• [EXERCISE DIRECTIONS]
Copy the data exactly; pictures stay out of the copy.

--- PROVIDED RECORDS ---

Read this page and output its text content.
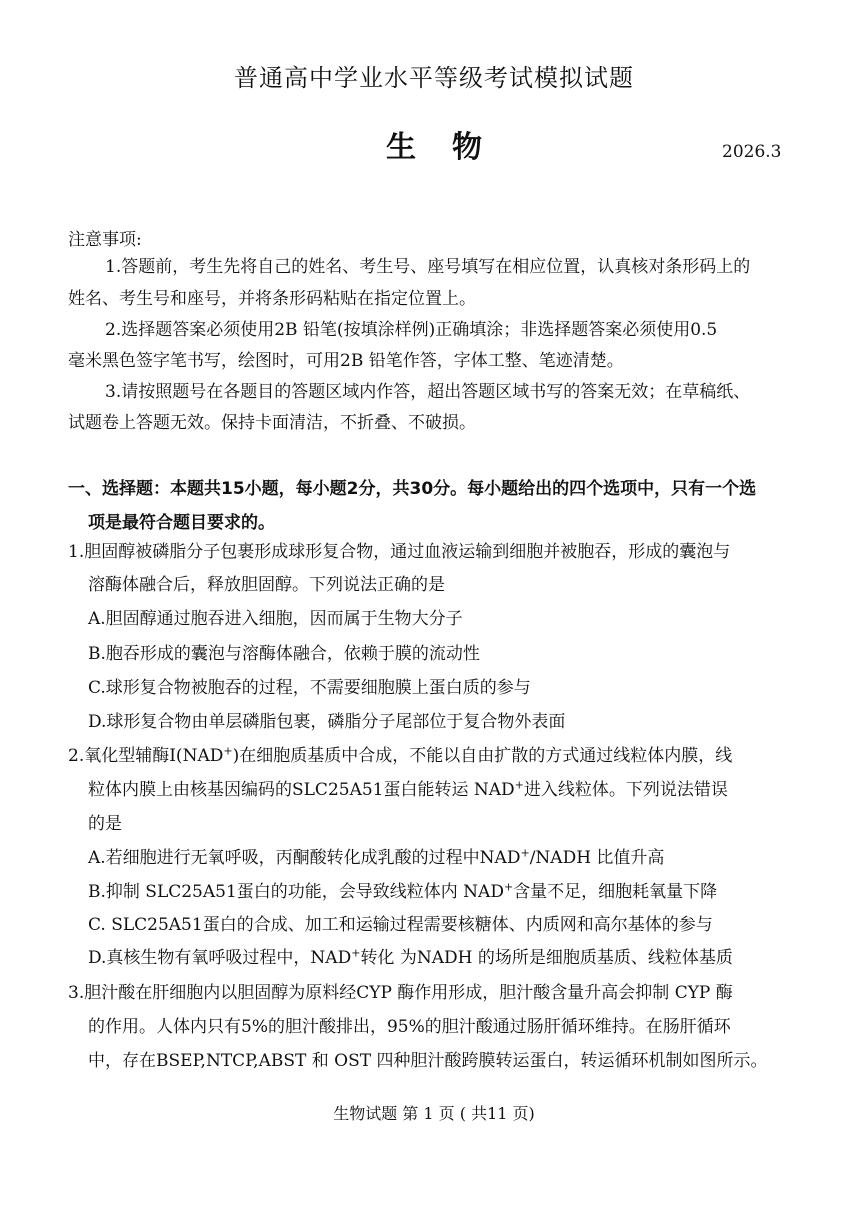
普通高中学业水平等级考试模拟试题
生物	2026.3
注意事项:
1.答题前，考生先将自己的姓名、考生号、座号填写在相应位置，认真核对条形码上的
姓名、考生号和座号，并将条形码粘贴在指定位置上。
2.选择题答案必须使用2B 铅笔(按填涂样例)正确填涂；非选择题答案必须使用0.5
毫米黑色签字笔书写，绘图时，可用2B 铅笔作答，字体工整、笔迹清楚。
3.请按照题号在各题目的答题区域内作答，超出答题区域书写的答案无效；在草稿纸、
试题卷上答题无效。保持卡面清洁，不折叠、不破损。
一、选择题：本题共15小题，每小题2分，共30分。每小题给出的四个选项中，只有一个选
项是最符合题目要求的。
1.胆固醇被磷脂分子包裹形成球形复合物，通过血液运输到细胞并被胞吞，形成的囊泡与
溶酶体融合后，释放胆固醇。下列说法正确的是
A.胆固醇通过胞吞进入细胞，因而属于生物大分子
B.胞吞形成的囊泡与溶酶体融合，依赖于膜的流动性
C.球形复合物被胞吞的过程，不需要细胞膜上蛋白质的参与
D.球形复合物由单层磷脂包裹，磷脂分子尾部位于复合物外表面
2.氧化型辅酶Ⅰ(NAD+)在细胞质基质中合成，不能以自由扩散的方式通过线粒体内膜，线
粒体内膜上由核基因编码的SLC25A51蛋白能转运 NAD+进入线粒体。下列说法错误
的是
A.若细胞进行无氧呼吸，丙酮酸转化成乳酸的过程中NAD+/NADH 比值升高
B.抑制 SLC25A51蛋白的功能，会导致线粒体内 NAD+含量不足，细胞耗氧量下降
C. SLC25A51蛋白的合成、加工和运输过程需要核糖体、内质网和高尔基体的参与
D.真核生物有氧呼吸过程中，NAD+转化 为NADH 的场所是细胞质基质、线粒体基质
3.胆汁酸在肝细胞内以胆固醇为原料经CYP 酶作用形成，胆汁酸含量升高会抑制 CYP 酶
的作用。人体内只有5%的胆汁酸排出，95%的胆汁酸通过肠肝循环维持。在肠肝循环
中，存在BSEP,NTCP,ABST 和 OST 四种胆汁酸跨膜转运蛋白，转运循环机制如图所示。
生物试题 第 1 页 ( 共11 页)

---

• [RESPONSE TO THIS TASK]
Read this page and output its text content.
普通高中学业水平等级考试模拟试题
生物	2026.3
注意事项:
1.答题前，考生先将自己的姓名、考生号、座号填写在相应位置，认真核对条形码上的
姓名、考生号和座号，并将条形码粘贴在指定位置上。
2.选择题答案必须使用2B 铅笔(按填涂样例)正确填涂；非选择题答案必须使用0.5
毫米黑色签字笔书写，绘图时，可用2B 铅笔作答，字体工整、笔迹清楚。
3.请按照题号在各题目的答题区域内作答，超出答题区域书写的答案无效；在草稿纸、
试题卷上答题无效。保持卡面清洁，不折叠、不破损。
一、选择题：本题共15小题，每小题2分，共30分。每小题给出的四个选项中，只有一个选
项是最符合题目要求的。
1.胆固醇被磷脂分子包裹形成球形复合物，通过血液运输到细胞并被胞吞，形成的囊泡与
溶酶体融合后，释放胆固醇。下列说法正确的是
A.胆固醇通过胞吞进入细胞，因而属于生物大分子
B.胞吞形成的囊泡与溶酶体融合，依赖于膜的流动性
C.球形复合物被胞吞的过程，不需要细胞膜上蛋白质的参与
D.球形复合物由单层磷脂包裹，磷脂分子尾部位于复合物外表面
2.氧化型辅酶Ⅰ(NAD+)在细胞质基质中合成，不能以自由扩散的方式通过线粒体内膜，线
粒体内膜上由核基因编码的SLC25A51蛋白能转运 NAD+进入线粒体。下列说法错误
的是
A.若细胞进行无氧呼吸，丙酮酸转化成乳酸的过程中NAD+/NADH 比值升高
B.抑制 SLC25A51蛋白的功能，会导致线粒体内 NAD+含量不足，细胞耗氧量下降
C. SLC25A51蛋白的合成、加工和运输过程需要核糖体、内质网和高尔基体的参与
D.真核生物有氧呼吸过程中，NAD+转化 为NADH 的场所是细胞质基质、线粒体基质
3.胆汁酸在肝细胞内以胆固醇为原料经CYP 酶作用形成，胆汁酸含量升高会抑制 CYP 酶
的作用。人体内只有5%的胆汁酸排出，95%的胆汁酸通过肠肝循环维持。在肠肝循环
中，存在BSEP,NTCP,ABST 和 OST 四种胆汁酸跨膜转运蛋白，转运循环机制如图所示。
生物试题 第 1 页 ( 共11 页)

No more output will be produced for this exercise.